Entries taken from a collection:
____________
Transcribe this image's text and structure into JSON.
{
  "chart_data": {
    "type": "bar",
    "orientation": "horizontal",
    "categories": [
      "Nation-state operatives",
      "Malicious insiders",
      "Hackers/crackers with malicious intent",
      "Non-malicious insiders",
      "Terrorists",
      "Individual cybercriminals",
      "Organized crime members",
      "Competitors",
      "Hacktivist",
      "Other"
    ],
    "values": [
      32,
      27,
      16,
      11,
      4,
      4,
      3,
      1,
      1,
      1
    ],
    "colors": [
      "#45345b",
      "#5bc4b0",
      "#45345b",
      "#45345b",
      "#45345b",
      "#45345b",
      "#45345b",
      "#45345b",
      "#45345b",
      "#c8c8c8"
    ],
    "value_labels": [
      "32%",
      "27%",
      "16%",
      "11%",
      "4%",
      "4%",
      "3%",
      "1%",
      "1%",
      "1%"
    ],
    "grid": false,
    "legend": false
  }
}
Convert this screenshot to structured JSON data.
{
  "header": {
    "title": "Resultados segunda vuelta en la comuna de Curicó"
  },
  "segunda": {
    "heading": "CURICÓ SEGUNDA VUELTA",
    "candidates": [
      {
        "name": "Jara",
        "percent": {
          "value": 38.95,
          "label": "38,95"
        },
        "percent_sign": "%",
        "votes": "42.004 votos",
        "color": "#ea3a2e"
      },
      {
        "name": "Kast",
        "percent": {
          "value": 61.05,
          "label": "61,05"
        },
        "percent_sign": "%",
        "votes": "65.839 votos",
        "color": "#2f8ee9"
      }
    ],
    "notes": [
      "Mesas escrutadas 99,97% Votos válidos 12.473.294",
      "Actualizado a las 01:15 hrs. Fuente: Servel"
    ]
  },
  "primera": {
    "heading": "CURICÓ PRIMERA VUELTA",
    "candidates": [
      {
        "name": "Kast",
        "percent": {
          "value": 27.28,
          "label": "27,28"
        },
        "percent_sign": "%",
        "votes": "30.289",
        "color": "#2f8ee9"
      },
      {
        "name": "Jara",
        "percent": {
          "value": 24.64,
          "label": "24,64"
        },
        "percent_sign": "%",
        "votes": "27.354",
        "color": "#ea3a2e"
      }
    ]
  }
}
____________
EXERCISE DESCRIPTION: From the data above, copy each line that has the string "this".

WRITTEN ANSWER:
Transcribe this image's text and structure into JSON.
Convert this screenshot to structured JSON data.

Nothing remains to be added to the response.